**** INFORMATION SUPPLIED
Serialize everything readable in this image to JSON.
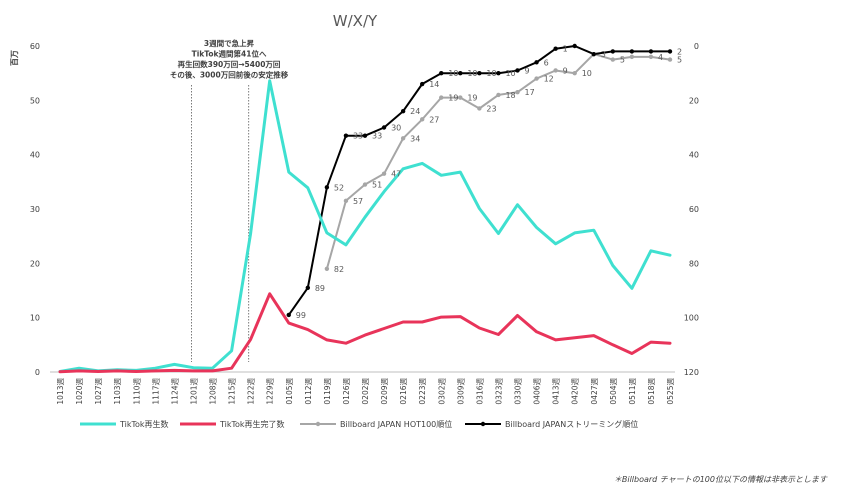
{
  "chart_data": {
    "type": "line",
    "title": "W/X/Y",
    "y_unit_label": "百万",
    "ylim": [
      0,
      60
    ],
    "y_ticks": [
      0,
      10,
      20,
      30,
      40,
      50,
      60
    ],
    "y2lim": [
      0,
      120
    ],
    "y2_inverted": true,
    "y2_ticks": [
      0,
      20,
      40,
      60,
      80,
      100,
      120
    ],
    "categories": [
      "1013週",
      "1020週",
      "1027週",
      "1103週",
      "1110週",
      "1117週",
      "1124週",
      "1201週",
      "1208週",
      "1215週",
      "1222週",
      "1229週",
      "0105週",
      "0112週",
      "0119週",
      "0126週",
      "0202週",
      "0209週",
      "0216週",
      "0223週",
      "0302週",
      "0309週",
      "0316週",
      "0323週",
      "0330週",
      "0406週",
      "0413週",
      "0420週",
      "0427週",
      "0504週",
      "0511週",
      "0518週",
      "0525週"
    ],
    "series": [
      {
        "name": "TikTok再生数",
        "axis": "left",
        "color": "#3fe0d0",
        "values": [
          0.1,
          0.7,
          0.2,
          0.4,
          0.3,
          0.7,
          1.4,
          0.8,
          0.7,
          3.9,
          25.5,
          53.6,
          36.8,
          33.9,
          25.6,
          23.4,
          28.5,
          33.2,
          37.4,
          38.4,
          36.2,
          36.8,
          30.1,
          25.5,
          30.8,
          26.6,
          23.6,
          25.6,
          26.1,
          19.6,
          15.4,
          22.3,
          21.5
        ]
      },
      {
        "name": "TikTok再生完了数",
        "axis": "left",
        "color": "#e8345a",
        "values": [
          0.05,
          0.2,
          0.1,
          0.2,
          0.1,
          0.2,
          0.3,
          0.2,
          0.2,
          0.7,
          6.0,
          14.4,
          9.0,
          7.8,
          5.9,
          5.3,
          6.8,
          8.0,
          9.2,
          9.2,
          10.1,
          10.2,
          8.1,
          6.9,
          10.4,
          7.4,
          5.9,
          6.3,
          6.7,
          5.0,
          3.4,
          5.5,
          5.3
        ]
      },
      {
        "name": "Billboard JAPAN HOT100順位",
        "axis": "right",
        "color": "#a6a6a6",
        "values": [
          null,
          null,
          null,
          null,
          null,
          null,
          null,
          null,
          null,
          null,
          null,
          null,
          null,
          null,
          82,
          57,
          51,
          47,
          34,
          27,
          19,
          19,
          23,
          18,
          17,
          12,
          9,
          10,
          3,
          5,
          4,
          4,
          5
        ],
        "labels": [
          null,
          null,
          null,
          null,
          null,
          null,
          null,
          null,
          null,
          null,
          null,
          null,
          null,
          null,
          "82",
          "57",
          "51",
          "47",
          "34",
          "27",
          "19",
          "19",
          "23",
          "18",
          "17",
          "12",
          "9",
          "10",
          "",
          "5",
          "",
          "4",
          "5"
        ]
      },
      {
        "name": "Billboard JAPANストリーミング順位",
        "axis": "right",
        "color": "#000000",
        "values": [
          null,
          null,
          null,
          null,
          null,
          null,
          null,
          null,
          null,
          null,
          null,
          null,
          99,
          89,
          52,
          33,
          33,
          30,
          24,
          14,
          10,
          10,
          10,
          10,
          9,
          6,
          1,
          0,
          3,
          2,
          2,
          2,
          2
        ],
        "labels": [
          null,
          null,
          null,
          null,
          null,
          null,
          null,
          null,
          null,
          null,
          null,
          null,
          "99",
          "89",
          "52",
          "33",
          "33",
          "30",
          "24",
          "14",
          "10",
          "10",
          "10",
          "10",
          "9",
          "6",
          "1",
          "",
          "3",
          "",
          "",
          "",
          "2"
        ]
      }
    ],
    "annotation": {
      "lines": [
        "3週間で急上昇",
        "TikTok週間第41位へ",
        "再生回数390万回→5400万回",
        "その後、3000万回前後の安定推移"
      ],
      "start_category": "1201週",
      "end_category": "1222週"
    },
    "footnote": "＊Billboard チャートの100位以下の情報は非表示とします",
    "legend_position": "bottom",
    "grid": false
  }
}
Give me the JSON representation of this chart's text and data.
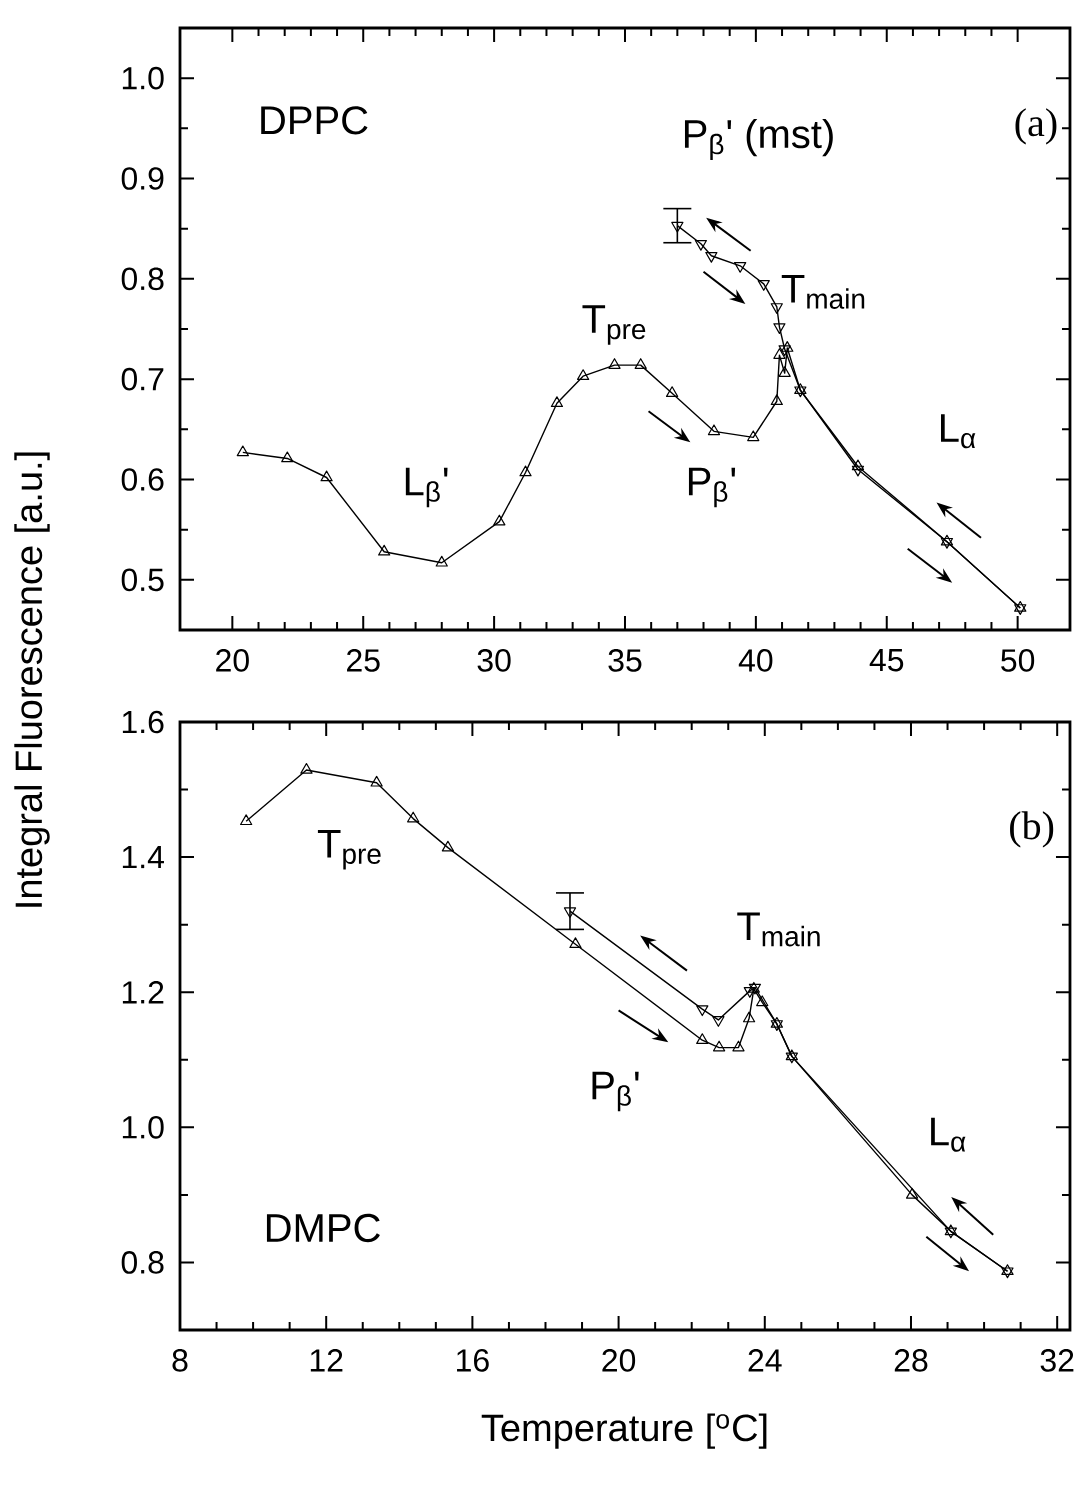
{
  "chart_data": [
    {
      "type": "line",
      "ylabel": "Integral Fluorescence [a.u.]",
      "xlim": [
        18,
        52
      ],
      "ylim": [
        0.45,
        1.05
      ],
      "xticks": [
        20,
        25,
        30,
        35,
        40,
        45,
        50
      ],
      "yticks": [
        0.5,
        0.6,
        0.7,
        0.8,
        0.9,
        {
          "value": 1.0,
          "label": "1.0"
        }
      ],
      "annotations": [
        "DPPC",
        "(a)",
        "P$_{β}$' (mst)",
        "T$_{main}$",
        "T$_{pre}$",
        "L$_{β}$'",
        "P$_{β}$'",
        "L$_{α}$"
      ],
      "series": [
        {
          "color": "#000000",
          "marker": "triangle",
          "x": [
            20.4,
            22.1,
            23.6,
            25.8,
            28.0,
            30.2,
            31.2,
            32.4,
            33.4,
            34.6,
            35.6,
            36.8,
            38.4,
            39.9,
            40.8,
            40.9,
            41.1,
            41.2,
            41.7,
            43.9,
            47.3,
            50.1
          ],
          "values": [
            0.627,
            0.621,
            0.602,
            0.528,
            0.517,
            0.558,
            0.607,
            0.676,
            0.703,
            0.714,
            0.714,
            0.686,
            0.648,
            0.642,
            0.678,
            0.724,
            0.706,
            0.731,
            0.689,
            0.613,
            0.538,
            0.472
          ]
        },
        {
          "color": "#000000",
          "marker": "triangle",
          "x": [
            37.0,
            37.9,
            38.3,
            39.4,
            40.3,
            40.8,
            40.9,
            41.1,
            41.7,
            43.9,
            47.3,
            50.1
          ],
          "values": [
            0.853,
            0.835,
            0.823,
            0.813,
            0.795,
            0.772,
            0.752,
            0.73,
            0.689,
            0.61,
            0.538,
            0.472
          ],
          "errors": [
            0.017,
            null,
            null,
            null,
            null,
            null,
            null,
            null,
            null,
            null,
            null,
            null
          ]
        }
      ]
    },
    {
      "type": "line",
      "xlabel": "Temperature [$^{o}$C]",
      "xlim": [
        8,
        32.35
      ],
      "ylim": [
        0.7,
        1.6
      ],
      "xticks": [
        8,
        12,
        16,
        20,
        24,
        28,
        32
      ],
      "yticks": [
        0.8,
        {
          "value": 1.0,
          "label": "1.0"
        },
        1.2,
        1.4,
        1.6
      ],
      "annotations": [
        "DMPC",
        "(b)",
        "T$_{pre}$",
        "T$_{main}$",
        "P$_{β}$'",
        "L$_{α}$"
      ],
      "series": [
        {
          "color": "#000000",
          "marker": "triangle",
          "x": [
            9.81,
            11.46,
            13.38,
            14.38,
            15.33,
            18.82,
            22.29,
            22.75,
            23.28,
            23.57,
            23.7,
            23.93,
            24.33,
            24.74,
            28.03,
            29.09,
            30.64
          ],
          "values": [
            1.453,
            1.529,
            1.51,
            1.457,
            1.414,
            1.271,
            1.129,
            1.118,
            1.118,
            1.161,
            1.205,
            1.185,
            1.153,
            1.105,
            0.9,
            0.846,
            0.787
          ]
        },
        {
          "color": "#000000",
          "marker": "triangle",
          "x": [
            18.67,
            22.29,
            22.73,
            23.59,
            23.73,
            24.33,
            24.74,
            29.09,
            30.64
          ],
          "values": [
            1.32,
            1.175,
            1.159,
            1.202,
            1.207,
            1.153,
            1.105,
            0.846,
            0.787
          ],
          "errors": [
            0.027,
            null,
            null,
            null,
            null,
            null,
            null,
            null,
            null
          ]
        }
      ]
    }
  ]
}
********
• **DESCRIPTION OF THE TASK**
Repeat the material above verbatim. Leave the pictures behind.

• **SOLUTION BELOW**
Serialize everything readable in this image to JSON.
{
  "chart_data": {
    "type": "line",
    "title": "W/X/Y",
    "y_unit_label": "百万",
    "ylim": [
      0,
      60
    ],
    "y_ticks": [
      0,
      10,
      20,
      30,
      40,
      50,
      60
    ],
    "y2lim": [
      0,
      120
    ],
    "y2_inverted": true,
    "y2_ticks": [
      0,
      20,
      40,
      60,
      80,
      100,
      120
    ],
    "categories": [
      "1013週",
      "1020週",
      "1027週",
      "1103週",
      "1110週",
      "1117週",
      "1124週",
      "1201週",
      "1208週",
      "1215週",
      "1222週",
      "1229週",
      "0105週",
      "0112週",
      "0119週",
      "0126週",
      "0202週",
      "0209週",
      "0216週",
      "0223週",
      "0302週",
      "0309週",
      "0316週",
      "0323週",
      "0330週",
      "0406週",
      "0413週",
      "0420週",
      "0427週",
      "0504週",
      "0511週",
      "0518週",
      "0525週"
    ],
    "series": [
      {
        "name": "TikTok再生数",
        "axis": "left",
        "color": "#3fe0d0",
        "values": [
          0.1,
          0.7,
          0.2,
          0.4,
          0.3,
          0.7,
          1.4,
          0.8,
          0.7,
          3.9,
          25.5,
          53.6,
          36.8,
          33.9,
          25.6,
          23.4,
          28.5,
          33.2,
          37.4,
          38.4,
          36.2,
          36.8,
          30.1,
          25.5,
          30.8,
          26.6,
          23.6,
          25.6,
          26.1,
          19.6,
          15.4,
          22.3,
          21.5
        ]
      },
      {
        "name": "TikTok再生完了数",
        "axis": "left",
        "color": "#e8345a",
        "values": [
          0.05,
          0.2,
          0.1,
          0.2,
          0.1,
          0.2,
          0.3,
          0.2,
          0.2,
          0.7,
          6.0,
          14.4,
          9.0,
          7.8,
          5.9,
          5.3,
          6.8,
          8.0,
          9.2,
          9.2,
          10.1,
          10.2,
          8.1,
          6.9,
          10.4,
          7.4,
          5.9,
          6.3,
          6.7,
          5.0,
          3.4,
          5.5,
          5.3
        ]
      },
      {
        "name": "Billboard JAPAN HOT100順位",
        "axis": "right",
        "color": "#a6a6a6",
        "values": [
          null,
          null,
          null,
          null,
          null,
          null,
          null,
          null,
          null,
          null,
          null,
          null,
          null,
          null,
          82,
          57,
          51,
          47,
          34,
          27,
          19,
          19,
          23,
          18,
          17,
          12,
          9,
          10,
          3,
          5,
          4,
          4,
          5
        ],
        "labels": [
          null,
          null,
          null,
          null,
          null,
          null,
          null,
          null,
          null,
          null,
          null,
          null,
          null,
          null,
          "82",
          "57",
          "51",
          "47",
          "34",
          "27",
          "19",
          "19",
          "23",
          "18",
          "17",
          "12",
          "9",
          "10",
          "",
          "5",
          "",
          "4",
          "5"
        ]
      },
      {
        "name": "Billboard JAPANストリーミング順位",
        "axis": "right",
        "color": "#000000",
        "values": [
          null,
          null,
          null,
          null,
          null,
          null,
          null,
          null,
          null,
          null,
          null,
          null,
          99,
          89,
          52,
          33,
          33,
          30,
          24,
          14,
          10,
          10,
          10,
          10,
          9,
          6,
          1,
          0,
          3,
          2,
          2,
          2,
          2
        ],
        "labels": [
          null,
          null,
          null,
          null,
          null,
          null,
          null,
          null,
          null,
          null,
          null,
          null,
          "99",
          "89",
          "52",
          "33",
          "33",
          "30",
          "24",
          "14",
          "10",
          "10",
          "10",
          "10",
          "9",
          "6",
          "1",
          "",
          "3",
          "",
          "",
          "",
          "2"
        ]
      }
    ],
    "annotation": {
      "lines": [
        "3週間で急上昇",
        "TikTok週間第41位へ",
        "再生回数390万回→5400万回",
        "その後、3000万回前後の安定推移"
      ],
      "start_category": "1201週",
      "end_category": "1222週"
    },
    "footnote": "＊Billboard チャートの100位以下の情報は非表示とします",
    "legend_position": "bottom",
    "grid": false
  }
}
Give me the JSON representation of this chart's text and data.
{
  "chart_data": [
    {
      "type": "line",
      "ylabel": "Integral Fluorescence [a.u.]",
      "xlim": [
        18,
        52
      ],
      "ylim": [
        0.45,
        1.05
      ],
      "xticks": [
        20,
        25,
        30,
        35,
        40,
        45,
        50
      ],
      "yticks": [
        0.5,
        0.6,
        0.7,
        0.8,
        0.9,
        {
          "value": 1.0,
          "label": "1.0"
        }
      ],
      "annotations": [
        "DPPC",
        "(a)",
        "P$_{β}$' (mst)",
        "T$_{main}$",
        "T$_{pre}$",
        "L$_{β}$'",
        "P$_{β}$'",
        "L$_{α}$"
      ],
      "series": [
        {
          "color": "#000000",
          "marker": "triangle",
          "x": [
            20.4,
            22.1,
            23.6,
            25.8,
            28.0,
            30.2,
            31.2,
            32.4,
            33.4,
            34.6,
            35.6,
            36.8,
            38.4,
            39.9,
            40.8,
            40.9,
            41.1,
            41.2,
            41.7,
            43.9,
            47.3,
            50.1
          ],
          "values": [
            0.627,
            0.621,
            0.602,
            0.528,
            0.517,
            0.558,
            0.607,
            0.676,
            0.703,
            0.714,
            0.714,
            0.686,
            0.648,
            0.642,
            0.678,
            0.724,
            0.706,
            0.731,
            0.689,
            0.613,
            0.538,
            0.472
          ]
        },
        {
          "color": "#000000",
          "marker": "triangle",
          "x": [
            37.0,
            37.9,
            38.3,
            39.4,
            40.3,
            40.8,
            40.9,
            41.1,
            41.7,
            43.9,
            47.3,
            50.1
          ],
          "values": [
            0.853,
            0.835,
            0.823,
            0.813,
            0.795,
            0.772,
            0.752,
            0.73,
            0.689,
            0.61,
            0.538,
            0.472
          ],
          "errors": [
            0.017,
            null,
            null,
            null,
            null,
            null,
            null,
            null,
            null,
            null,
            null,
            null
          ]
        }
      ]
    },
    {
      "type": "line",
      "xlabel": "Temperature [$^{o}$C]",
      "xlim": [
        8,
        32.35
      ],
      "ylim": [
        0.7,
        1.6
      ],
      "xticks": [
        8,
        12,
        16,
        20,
        24,
        28,
        32
      ],
      "yticks": [
        0.8,
        {
          "value": 1.0,
          "label": "1.0"
        },
        1.2,
        1.4,
        1.6
      ],
      "annotations": [
        "DMPC",
        "(b)",
        "T$_{pre}$",
        "T$_{main}$",
        "P$_{β}$'",
        "L$_{α}$"
      ],
      "series": [
        {
          "color": "#000000",
          "marker": "triangle",
          "x": [
            9.81,
            11.46,
            13.38,
            14.38,
            15.33,
            18.82,
            22.29,
            22.75,
            23.28,
            23.57,
            23.7,
            23.93,
            24.33,
            24.74,
            28.03,
            29.09,
            30.64
          ],
          "values": [
            1.453,
            1.529,
            1.51,
            1.457,
            1.414,
            1.271,
            1.129,
            1.118,
            1.118,
            1.161,
            1.205,
            1.185,
            1.153,
            1.105,
            0.9,
            0.846,
            0.787
          ]
        },
        {
          "color": "#000000",
          "marker": "triangle",
          "x": [
            18.67,
            22.29,
            22.73,
            23.59,
            23.73,
            24.33,
            24.74,
            29.09,
            30.64
          ],
          "values": [
            1.32,
            1.175,
            1.159,
            1.202,
            1.207,
            1.153,
            1.105,
            0.846,
            0.787
          ],
          "errors": [
            0.027,
            null,
            null,
            null,
            null,
            null,
            null,
            null,
            null
          ]
        }
      ]
    }
  ]
}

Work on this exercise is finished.